=== Source data ===

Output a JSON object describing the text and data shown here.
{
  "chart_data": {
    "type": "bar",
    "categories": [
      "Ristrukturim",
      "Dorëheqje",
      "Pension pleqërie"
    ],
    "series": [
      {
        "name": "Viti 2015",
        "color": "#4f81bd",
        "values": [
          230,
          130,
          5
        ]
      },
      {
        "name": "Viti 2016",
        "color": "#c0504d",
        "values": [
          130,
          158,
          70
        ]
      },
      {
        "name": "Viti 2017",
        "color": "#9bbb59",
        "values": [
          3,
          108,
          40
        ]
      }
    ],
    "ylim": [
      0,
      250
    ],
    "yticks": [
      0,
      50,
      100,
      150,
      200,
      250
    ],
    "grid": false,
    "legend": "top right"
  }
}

===

Exercise prompt :: Above are the records; retype them all without a single difference.

Correct result ::
Output a JSON object describing the text and data shown here.
{
  "chart_data": {
    "type": "bar",
    "categories": [
      "Ristrukturim",
      "Dorëheqje",
      "Pension pleqërie"
    ],
    "series": [
      {
        "name": "Viti 2015",
        "color": "#4f81bd",
        "values": [
          230,
          130,
          5
        ]
      },
      {
        "name": "Viti 2016",
        "color": "#c0504d",
        "values": [
          130,
          158,
          70
        ]
      },
      {
        "name": "Viti 2017",
        "color": "#9bbb59",
        "values": [
          3,
          108,
          40
        ]
      }
    ],
    "ylim": [
      0,
      250
    ],
    "yticks": [
      0,
      50,
      100,
      150,
      200,
      250
    ],
    "grid": false,
    "legend": "top right"
  }
}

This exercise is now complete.